**What the task requires**
Of the lines in the listing below, how many hold "packages"? Answer with the number only.

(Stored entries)
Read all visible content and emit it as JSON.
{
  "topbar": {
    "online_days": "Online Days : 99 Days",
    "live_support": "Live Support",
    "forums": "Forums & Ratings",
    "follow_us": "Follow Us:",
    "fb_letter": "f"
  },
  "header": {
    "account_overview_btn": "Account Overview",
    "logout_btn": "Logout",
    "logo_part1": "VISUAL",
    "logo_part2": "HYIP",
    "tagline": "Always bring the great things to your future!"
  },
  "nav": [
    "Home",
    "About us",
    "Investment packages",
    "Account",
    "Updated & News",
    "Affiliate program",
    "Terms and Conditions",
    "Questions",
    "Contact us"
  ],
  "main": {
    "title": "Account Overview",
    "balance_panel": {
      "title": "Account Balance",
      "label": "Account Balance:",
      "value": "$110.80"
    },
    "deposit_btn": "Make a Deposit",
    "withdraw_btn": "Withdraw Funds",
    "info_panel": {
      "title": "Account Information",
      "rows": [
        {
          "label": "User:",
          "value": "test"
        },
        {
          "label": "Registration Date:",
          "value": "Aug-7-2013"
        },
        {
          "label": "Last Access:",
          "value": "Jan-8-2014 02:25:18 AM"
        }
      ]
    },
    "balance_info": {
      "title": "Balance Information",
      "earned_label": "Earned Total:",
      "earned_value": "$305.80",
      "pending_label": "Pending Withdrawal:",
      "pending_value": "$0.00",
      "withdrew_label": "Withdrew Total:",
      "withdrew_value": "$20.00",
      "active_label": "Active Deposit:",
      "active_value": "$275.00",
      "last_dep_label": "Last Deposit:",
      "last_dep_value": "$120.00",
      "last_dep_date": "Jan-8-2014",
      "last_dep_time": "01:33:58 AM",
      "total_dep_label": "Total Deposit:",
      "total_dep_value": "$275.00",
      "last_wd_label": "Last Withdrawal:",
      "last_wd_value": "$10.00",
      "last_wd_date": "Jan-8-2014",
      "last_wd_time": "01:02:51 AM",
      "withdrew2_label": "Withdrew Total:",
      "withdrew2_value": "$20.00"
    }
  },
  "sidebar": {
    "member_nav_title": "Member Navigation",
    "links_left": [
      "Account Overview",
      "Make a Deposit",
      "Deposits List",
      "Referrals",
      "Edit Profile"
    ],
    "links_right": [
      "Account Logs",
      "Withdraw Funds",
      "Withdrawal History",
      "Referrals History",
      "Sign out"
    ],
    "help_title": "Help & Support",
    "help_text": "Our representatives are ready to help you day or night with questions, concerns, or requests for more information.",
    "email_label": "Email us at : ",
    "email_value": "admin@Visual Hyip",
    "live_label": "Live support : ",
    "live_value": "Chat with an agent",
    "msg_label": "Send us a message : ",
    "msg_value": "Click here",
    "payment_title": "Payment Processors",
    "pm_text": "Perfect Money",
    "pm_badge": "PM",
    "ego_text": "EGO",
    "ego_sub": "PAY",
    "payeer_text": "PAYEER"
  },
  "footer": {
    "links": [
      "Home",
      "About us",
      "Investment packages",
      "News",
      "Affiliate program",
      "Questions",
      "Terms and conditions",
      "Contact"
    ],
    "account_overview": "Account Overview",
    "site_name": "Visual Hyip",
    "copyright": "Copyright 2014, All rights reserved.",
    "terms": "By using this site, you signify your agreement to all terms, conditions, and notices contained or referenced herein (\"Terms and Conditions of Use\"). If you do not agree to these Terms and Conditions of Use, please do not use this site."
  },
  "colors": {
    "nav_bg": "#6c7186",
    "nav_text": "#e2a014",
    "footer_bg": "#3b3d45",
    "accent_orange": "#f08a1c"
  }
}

**Exercise result**
2